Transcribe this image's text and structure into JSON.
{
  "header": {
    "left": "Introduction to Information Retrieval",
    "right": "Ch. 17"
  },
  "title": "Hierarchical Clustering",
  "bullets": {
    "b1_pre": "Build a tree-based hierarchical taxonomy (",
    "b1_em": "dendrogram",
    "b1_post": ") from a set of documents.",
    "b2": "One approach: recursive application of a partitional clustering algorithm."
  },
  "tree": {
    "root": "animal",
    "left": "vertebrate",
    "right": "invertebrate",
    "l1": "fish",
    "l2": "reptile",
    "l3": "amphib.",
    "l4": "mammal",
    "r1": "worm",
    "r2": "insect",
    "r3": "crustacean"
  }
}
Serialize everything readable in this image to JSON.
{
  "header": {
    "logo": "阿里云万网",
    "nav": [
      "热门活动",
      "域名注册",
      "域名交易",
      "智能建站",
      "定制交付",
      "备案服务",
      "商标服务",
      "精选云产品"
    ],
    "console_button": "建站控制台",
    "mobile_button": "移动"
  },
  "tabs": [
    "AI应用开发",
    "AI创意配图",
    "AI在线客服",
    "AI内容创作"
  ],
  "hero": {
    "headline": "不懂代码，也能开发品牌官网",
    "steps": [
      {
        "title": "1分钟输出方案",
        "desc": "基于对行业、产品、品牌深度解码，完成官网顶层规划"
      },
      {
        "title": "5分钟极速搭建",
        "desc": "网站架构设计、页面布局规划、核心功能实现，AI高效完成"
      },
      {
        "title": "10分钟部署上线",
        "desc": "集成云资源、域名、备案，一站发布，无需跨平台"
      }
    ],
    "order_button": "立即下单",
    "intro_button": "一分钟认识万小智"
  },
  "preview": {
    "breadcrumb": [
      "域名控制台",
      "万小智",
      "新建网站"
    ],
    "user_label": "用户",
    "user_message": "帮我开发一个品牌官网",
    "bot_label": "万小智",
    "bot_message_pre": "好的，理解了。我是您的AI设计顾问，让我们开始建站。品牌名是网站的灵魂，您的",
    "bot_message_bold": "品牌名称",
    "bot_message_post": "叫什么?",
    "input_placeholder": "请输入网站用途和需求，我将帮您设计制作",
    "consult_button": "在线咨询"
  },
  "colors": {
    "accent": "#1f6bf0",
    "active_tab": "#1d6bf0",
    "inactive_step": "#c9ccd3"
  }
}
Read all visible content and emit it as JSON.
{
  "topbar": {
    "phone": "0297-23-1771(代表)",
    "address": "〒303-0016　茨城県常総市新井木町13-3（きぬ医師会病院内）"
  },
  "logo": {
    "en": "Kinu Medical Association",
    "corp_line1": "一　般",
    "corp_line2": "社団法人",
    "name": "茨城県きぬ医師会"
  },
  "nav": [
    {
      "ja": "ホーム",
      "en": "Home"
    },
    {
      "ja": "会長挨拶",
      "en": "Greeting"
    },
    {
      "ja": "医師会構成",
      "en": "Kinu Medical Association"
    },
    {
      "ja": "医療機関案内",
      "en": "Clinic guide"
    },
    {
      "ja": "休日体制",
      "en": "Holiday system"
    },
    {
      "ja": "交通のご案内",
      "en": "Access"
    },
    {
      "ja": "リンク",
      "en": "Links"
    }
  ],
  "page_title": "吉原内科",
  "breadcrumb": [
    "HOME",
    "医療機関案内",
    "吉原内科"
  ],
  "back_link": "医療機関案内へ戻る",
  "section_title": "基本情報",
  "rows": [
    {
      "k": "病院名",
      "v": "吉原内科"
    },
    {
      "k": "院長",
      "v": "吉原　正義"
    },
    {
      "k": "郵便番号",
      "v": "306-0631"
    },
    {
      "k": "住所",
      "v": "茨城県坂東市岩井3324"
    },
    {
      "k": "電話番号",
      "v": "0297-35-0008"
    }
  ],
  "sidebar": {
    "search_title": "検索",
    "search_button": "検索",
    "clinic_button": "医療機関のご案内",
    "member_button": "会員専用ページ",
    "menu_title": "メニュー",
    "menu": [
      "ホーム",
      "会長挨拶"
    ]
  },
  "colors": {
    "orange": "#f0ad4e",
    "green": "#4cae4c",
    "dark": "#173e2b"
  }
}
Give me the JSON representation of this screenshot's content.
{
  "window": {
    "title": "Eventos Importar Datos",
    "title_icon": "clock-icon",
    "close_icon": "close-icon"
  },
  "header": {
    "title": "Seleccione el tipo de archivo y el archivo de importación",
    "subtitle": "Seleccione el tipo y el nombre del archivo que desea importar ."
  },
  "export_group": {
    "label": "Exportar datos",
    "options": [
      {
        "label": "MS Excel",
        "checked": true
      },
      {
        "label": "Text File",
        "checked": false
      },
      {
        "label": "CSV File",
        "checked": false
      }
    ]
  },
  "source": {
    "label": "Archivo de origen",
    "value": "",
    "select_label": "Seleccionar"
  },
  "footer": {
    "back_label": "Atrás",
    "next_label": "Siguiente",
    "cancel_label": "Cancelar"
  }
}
════════
Filter the records above for "desc" and copy every matching line.

        "desc": "基于对行业、产品、品牌深度解码，完成官网顶层规划"
        "desc": "网站架构设计、页面布局规划、核心功能实现，AI高效完成"
        "desc": "集成云资源、域名、备案，一站发布，无需跨平台"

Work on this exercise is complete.